• To do: Scan the data beneath this task and copy each line that includes "бюджета".

• Dataset records:
↓
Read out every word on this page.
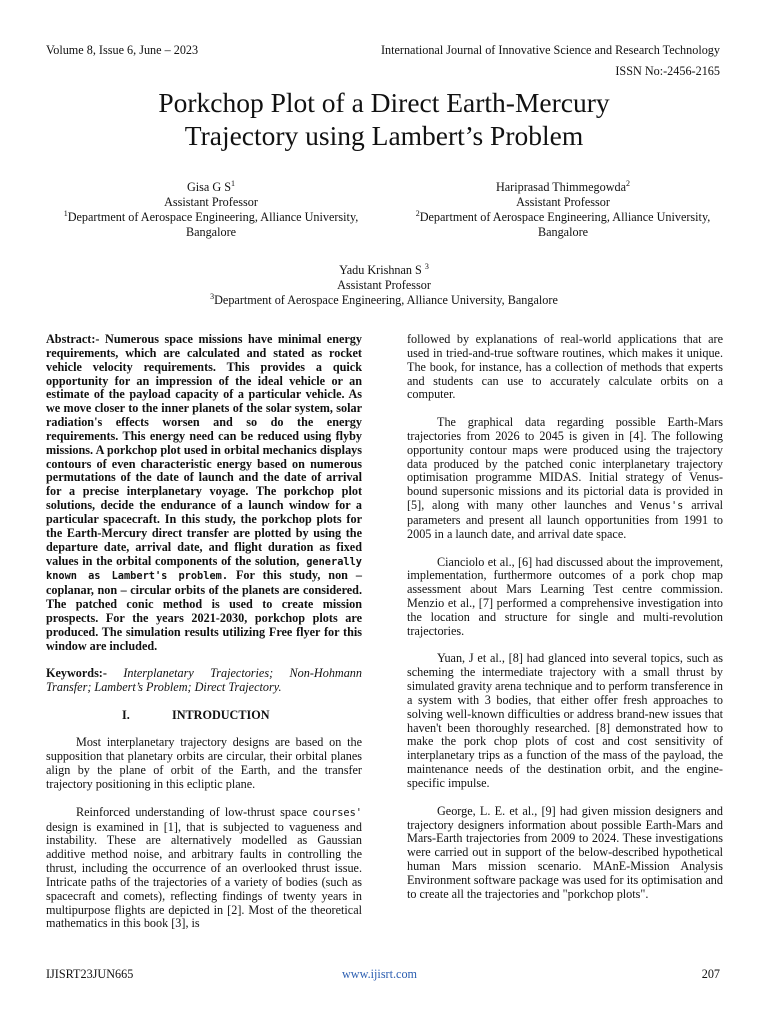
Volume 8, Issue 6, June – 2023	International Journal of Innovative Science and Research Technology
ISSN No:-2456-2165
Porkchop Plot of a Direct Earth-Mercury
Trajectory using Lambert’s Problem
Gisa G $S^1$
Assistant Professor
$^1$Department of Aerospace Engineering, Alliance University, Bangalore
Hariprasad Thimmegowda$^2$
Assistant Professor
$^2$Department of Aerospace Engineering, Alliance University, Bangalore
Yadu Krishnan S $^3$
Assistant Professor
$^3$Department of Aerospace Engineering, Alliance University, Bangalore

Abstract:- Numerous space missions have minimal energy requirements, which are calculated and stated as rocket vehicle velocity requirements. This provides a quick opportunity for an impression of the ideal vehicle or an estimate of the payload capacity of a particular vehicle. As we move closer to the inner planets of the solar system, solar radiation's effects worsen and so do the energy requirements. This energy need can be reduced using flyby missions. A porkchop plot used in orbital mechanics displays contours of even characteristic energy based on numerous permutations of the date of launch and the date of arrival for a precise interplanetary voyage. The porkchop plot solutions, decide the endurance of a launch window for a particular spacecraft. In this study, the porkchop plots for the Earth-Mercury direct transfer are plotted by using the departure date, arrival date, and flight duration as fixed values in the orbital components of the solution, generally known as Lambert's problem. For this study, non – coplanar, non – circular orbits of the planets are considered. The patched conic method is used to create mission prospects. For the years 2021-2030, porkchop plots are produced. The simulation results utilizing Free flyer for this window are included.

Keywords:- Interplanetary Trajectories; Non-Hohmann Transfer; Lambert’s Problem; Direct Trajectory.

I.	INTRODUCTION

Most interplanetary trajectory designs are based on the supposition that planetary orbits are circular, their orbital planes align by the plane of orbit of the Earth, and the transfer trajectory positioning in this ecliptic plane.

Reinforced understanding of low-thrust space courses' design is examined in [1], that is subjected to vagueness and instability. These are alternatively modelled as Gaussian additive method noise, and arbitrary faults in controlling the thrust, including the occurrence of an overlooked thrust issue. Intricate paths of the trajectories of a variety of bodies (such as spacecraft and comets), reflecting findings of twenty years in multipurpose flights are depicted in [2]. Most of the theoretical mathematics in this book [3], is

followed by explanations of real-world applications that are used in tried-and-true software routines, which makes it unique. The book, for instance, has a collection of methods that experts and students can use to accurately calculate orbits on a computer.

The graphical data regarding possible Earth-Mars trajectories from 2026 to 2045 is given in [4]. The following opportunity contour maps were produced using the trajectory data produced by the patched conic interplanetary trajectory optimisation programme MIDAS. Initial strategy of Venus-bound supersonic missions and its pictorial data is provided in [5], along with many other launches and Venus's arrival parameters and present all launch opportunities from 1991 to 2005 in a launch date, and arrival date space.

Cianciolo et al., [6] had discussed about the improvement, implementation, furthermore outcomes of a pork chop map assessment about Mars Learning Test centre commission. Menzio et al., [7] performed a comprehensive investigation into the location and structure for single and multi-revolution trajectories.

Yuan, J et al., [8] had glanced into several topics, such as scheming the intermediate trajectory with a small thrust by simulated gravity arena technique and to perform transference in a system with 3 bodies, that either offer fresh approaches to solving well-known difficulties or address brand-new issues that haven't been thoroughly researched. [8] demonstrated how to make the pork chop plots of cost and cost sensitivity of interplanetary trips as a function of the mass of the payload, the maintenance needs of the destination orbit, and the engine-specific impulse.

George, L. E. et al., [9] had given mission designers and trajectory designers information about possible Earth-Mars and Mars-Earth trajectories from 2009 to 2024. These investigations were carried out in support of the below-described hypothetical human Mars mission scenario. MAnE-Mission Analysis Environment software package was used for its optimisation and to create all the trajectories and "porkchop plots".

IJISRT23JUN665	www.ijisrt.com	207
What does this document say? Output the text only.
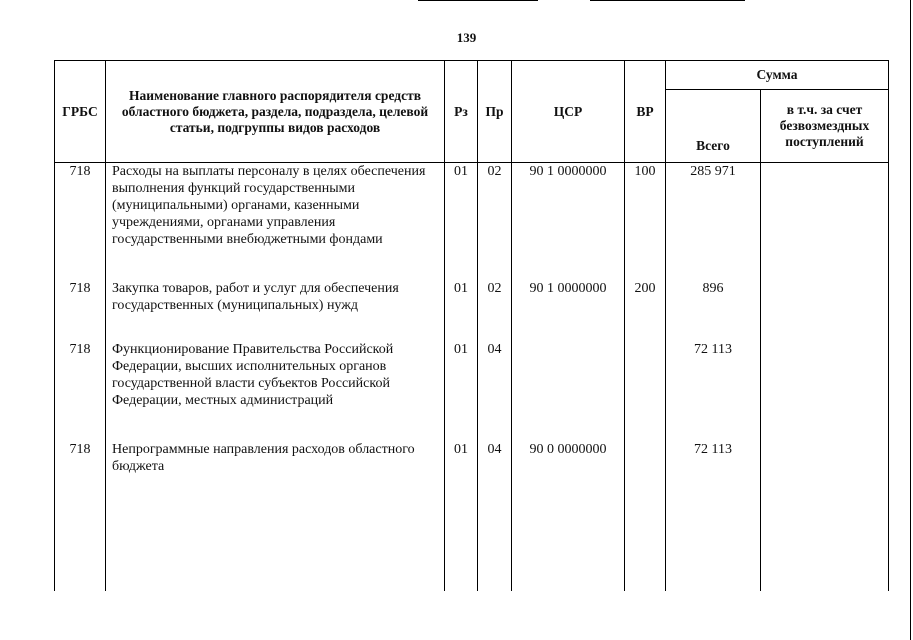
139
ГРБС	Наименование главного распорядителя средств областного бюджета, раздела, подраздела, целевой статьи, подгруппы видов расходов	Рз	Пр	ЦСР	ВР	Сумма	
						Всего	в т.ч. за счет безвозмездных поступлений
718	Расходы на выплаты персоналу в целях обеспечения выполнения функций государственными (муниципальными) органами, казенными учреждениями, органами управления государственными внебюджетными фондами	01	02	90 1 0000000	100	285 971	
718	Закупка товаров, работ и услуг для обеспечения государственных (муниципальных) нужд	01	02	90 1 0000000	200	896	
718	Функционирование Правительства Российской Федерации, высших исполнительных органов государственной власти субъектов Российской Федерации, местных администраций	01	04			72 113	
718	Непрограммные направления расходов областного бюджета	01	04	90 0 0000000		72 113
↑
• Exercise solution:
ГРБС	Наименование главного распорядителя средств областного бюджета, раздела, подраздела, целевой статьи, подгруппы видов расходов	Рз	Пр	ЦСР	ВР	Сумма	
718	Непрограммные направления расходов областного бюджета	01	04	90 0 0000000		72 113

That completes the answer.